- Kutipan Dokumen -
———
Para pakar ekonomi Islam mengemukakan bahwa asuransi syari’ah atau
asuransi tafakul ditegakkan atas tiga prinsip utama, yaitu:
1). Saling bertanggung jawab, yang berarti para peserta asuransi takaful
memiliki rasa tanggung jawab bersama untuk membantu dan menolong
peserta lain yang mengalami musibah atau kerugian dengan ikhlas,
karena memikul tanggung jawab dengan niat akhlas adalah ibadah.
Rasa tanggung jawab terhadap sesama merupakan kewajiban setiap
muslim. Rasa tanggung jawab ini tentu lahir dari sifat saling
menyayangi, mencintai, saling membantu dan merasa mementingkan
kebersamaan untuk mendapatkan kemakmuran bersama dalam
mewujudkan masyarakat yang beriman, bertakwa dan harmonis.
Dengan prinsip ini, maka asuransi tafakul merealisir perintah Allah
SWT dalam Al-Qur’an dan Rasulullah SAW dalam As-Sunnah tentang
kewajiban untuk tidak memerhatikan kepentingan diri sendiri semata
tetapi juga mesti mementingkan orang lain atau masyarakat.
———
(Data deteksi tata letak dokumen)
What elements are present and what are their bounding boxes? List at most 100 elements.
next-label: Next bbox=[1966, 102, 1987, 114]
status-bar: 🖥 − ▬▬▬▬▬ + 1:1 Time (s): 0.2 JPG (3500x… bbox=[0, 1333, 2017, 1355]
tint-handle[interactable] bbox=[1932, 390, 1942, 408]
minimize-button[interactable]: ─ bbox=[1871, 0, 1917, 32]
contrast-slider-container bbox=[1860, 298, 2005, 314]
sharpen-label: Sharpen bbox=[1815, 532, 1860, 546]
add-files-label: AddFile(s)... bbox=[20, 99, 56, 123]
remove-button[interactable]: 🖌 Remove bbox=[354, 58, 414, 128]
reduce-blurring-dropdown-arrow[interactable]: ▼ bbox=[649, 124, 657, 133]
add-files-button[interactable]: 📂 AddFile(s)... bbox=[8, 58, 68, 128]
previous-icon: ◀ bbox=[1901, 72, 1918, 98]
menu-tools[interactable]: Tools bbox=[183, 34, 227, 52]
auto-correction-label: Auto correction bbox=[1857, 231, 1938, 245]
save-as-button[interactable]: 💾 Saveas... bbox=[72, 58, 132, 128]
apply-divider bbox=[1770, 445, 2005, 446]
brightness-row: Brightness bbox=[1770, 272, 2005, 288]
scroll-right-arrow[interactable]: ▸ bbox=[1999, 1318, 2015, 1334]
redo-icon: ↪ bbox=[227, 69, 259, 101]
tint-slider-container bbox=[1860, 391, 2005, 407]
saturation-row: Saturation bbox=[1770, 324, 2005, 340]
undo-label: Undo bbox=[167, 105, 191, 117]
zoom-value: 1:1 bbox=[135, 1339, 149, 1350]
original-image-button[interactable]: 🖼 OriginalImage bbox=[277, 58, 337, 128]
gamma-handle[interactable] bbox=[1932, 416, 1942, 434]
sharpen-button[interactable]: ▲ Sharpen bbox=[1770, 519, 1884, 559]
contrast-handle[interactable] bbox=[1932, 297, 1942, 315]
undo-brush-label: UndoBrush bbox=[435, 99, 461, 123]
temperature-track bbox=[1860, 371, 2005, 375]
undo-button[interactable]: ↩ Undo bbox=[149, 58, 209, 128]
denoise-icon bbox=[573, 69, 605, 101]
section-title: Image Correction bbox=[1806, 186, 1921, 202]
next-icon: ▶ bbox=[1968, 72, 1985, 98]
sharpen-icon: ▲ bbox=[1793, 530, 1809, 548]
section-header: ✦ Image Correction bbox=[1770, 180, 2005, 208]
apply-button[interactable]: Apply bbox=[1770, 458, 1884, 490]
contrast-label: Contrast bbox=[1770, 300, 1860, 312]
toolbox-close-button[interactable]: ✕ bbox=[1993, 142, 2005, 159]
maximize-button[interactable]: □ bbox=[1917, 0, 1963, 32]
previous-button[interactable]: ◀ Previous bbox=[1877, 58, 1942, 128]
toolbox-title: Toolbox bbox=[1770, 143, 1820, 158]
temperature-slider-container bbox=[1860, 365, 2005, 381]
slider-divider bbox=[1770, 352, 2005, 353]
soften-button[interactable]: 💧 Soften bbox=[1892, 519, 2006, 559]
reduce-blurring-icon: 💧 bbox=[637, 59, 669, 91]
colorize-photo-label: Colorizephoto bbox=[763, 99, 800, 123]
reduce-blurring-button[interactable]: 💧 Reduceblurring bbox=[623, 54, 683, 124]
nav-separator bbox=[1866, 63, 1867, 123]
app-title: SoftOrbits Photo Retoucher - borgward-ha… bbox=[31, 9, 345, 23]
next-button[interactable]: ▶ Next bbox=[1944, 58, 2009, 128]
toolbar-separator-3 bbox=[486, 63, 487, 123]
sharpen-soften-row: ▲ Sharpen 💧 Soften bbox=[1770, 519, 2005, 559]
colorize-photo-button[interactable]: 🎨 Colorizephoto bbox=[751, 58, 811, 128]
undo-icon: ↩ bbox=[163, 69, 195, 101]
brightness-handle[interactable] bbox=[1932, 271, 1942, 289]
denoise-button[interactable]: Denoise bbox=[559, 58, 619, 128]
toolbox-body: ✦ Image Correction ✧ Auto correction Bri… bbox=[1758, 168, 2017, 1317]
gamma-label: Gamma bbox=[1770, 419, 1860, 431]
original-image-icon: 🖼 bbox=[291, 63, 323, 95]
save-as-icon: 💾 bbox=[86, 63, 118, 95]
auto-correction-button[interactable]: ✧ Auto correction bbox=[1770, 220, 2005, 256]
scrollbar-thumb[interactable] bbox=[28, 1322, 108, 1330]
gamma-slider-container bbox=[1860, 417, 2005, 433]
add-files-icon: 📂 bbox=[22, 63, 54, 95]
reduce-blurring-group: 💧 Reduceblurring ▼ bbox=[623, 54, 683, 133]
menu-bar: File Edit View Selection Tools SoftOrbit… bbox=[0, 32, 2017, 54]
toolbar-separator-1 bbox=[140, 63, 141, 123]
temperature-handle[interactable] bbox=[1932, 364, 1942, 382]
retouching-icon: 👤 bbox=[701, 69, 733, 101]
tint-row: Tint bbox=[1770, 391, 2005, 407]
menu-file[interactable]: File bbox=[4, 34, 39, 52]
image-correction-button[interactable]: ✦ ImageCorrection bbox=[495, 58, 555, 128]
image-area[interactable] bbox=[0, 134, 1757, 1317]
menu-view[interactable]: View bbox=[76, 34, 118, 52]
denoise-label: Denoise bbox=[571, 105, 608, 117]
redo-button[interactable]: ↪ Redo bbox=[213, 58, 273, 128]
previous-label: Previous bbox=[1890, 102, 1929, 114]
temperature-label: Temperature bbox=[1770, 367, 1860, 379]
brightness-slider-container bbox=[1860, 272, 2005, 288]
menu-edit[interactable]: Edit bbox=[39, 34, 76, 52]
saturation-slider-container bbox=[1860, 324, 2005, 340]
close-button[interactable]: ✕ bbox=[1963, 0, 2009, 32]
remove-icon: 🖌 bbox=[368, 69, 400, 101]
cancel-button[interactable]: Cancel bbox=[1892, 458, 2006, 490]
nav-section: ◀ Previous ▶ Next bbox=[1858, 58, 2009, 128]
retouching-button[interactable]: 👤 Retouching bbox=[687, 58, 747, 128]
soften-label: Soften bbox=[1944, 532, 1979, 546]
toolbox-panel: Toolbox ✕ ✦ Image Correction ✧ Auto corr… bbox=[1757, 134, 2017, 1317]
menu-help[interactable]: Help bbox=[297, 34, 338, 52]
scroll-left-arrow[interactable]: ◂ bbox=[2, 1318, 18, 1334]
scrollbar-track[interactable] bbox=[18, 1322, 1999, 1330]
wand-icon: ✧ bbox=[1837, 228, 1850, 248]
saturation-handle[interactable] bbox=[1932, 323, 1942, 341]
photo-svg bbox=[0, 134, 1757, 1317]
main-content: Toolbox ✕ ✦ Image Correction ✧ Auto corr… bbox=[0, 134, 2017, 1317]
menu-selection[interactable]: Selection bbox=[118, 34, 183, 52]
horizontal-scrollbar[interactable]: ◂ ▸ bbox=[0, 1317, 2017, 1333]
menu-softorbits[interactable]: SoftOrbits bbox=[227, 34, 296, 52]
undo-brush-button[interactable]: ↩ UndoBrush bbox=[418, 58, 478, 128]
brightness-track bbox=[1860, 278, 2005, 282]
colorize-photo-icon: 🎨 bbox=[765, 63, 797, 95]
———
- Petunjuk Tugas -
Salin kembali bagian kutipan dokumen dari "Para pakar ekonomi" sampai "akhlas adalah ibadah.", lalu ganti "musibah" dengan "bencana". Materi tersebut berdiri sendiri, terpisah dari kutipan dokumen.

- Jawaban Tertulis -
Para pakar ekonomi Islam mengemukakan bahwa asuransi syari’ah atau
asuransi tafakul ditegakkan atas tiga prinsip utama, yaitu:
1). Saling bertanggung jawab, yang berarti para peserta asuransi takaful
memiliki rasa tanggung jawab bersama untuk membantu dan menolong
peserta lain yang mengalami bencana atau kerugian dengan ikhlas,
karena memikul tanggung jawab dengan niat akhlas adalah ibadah.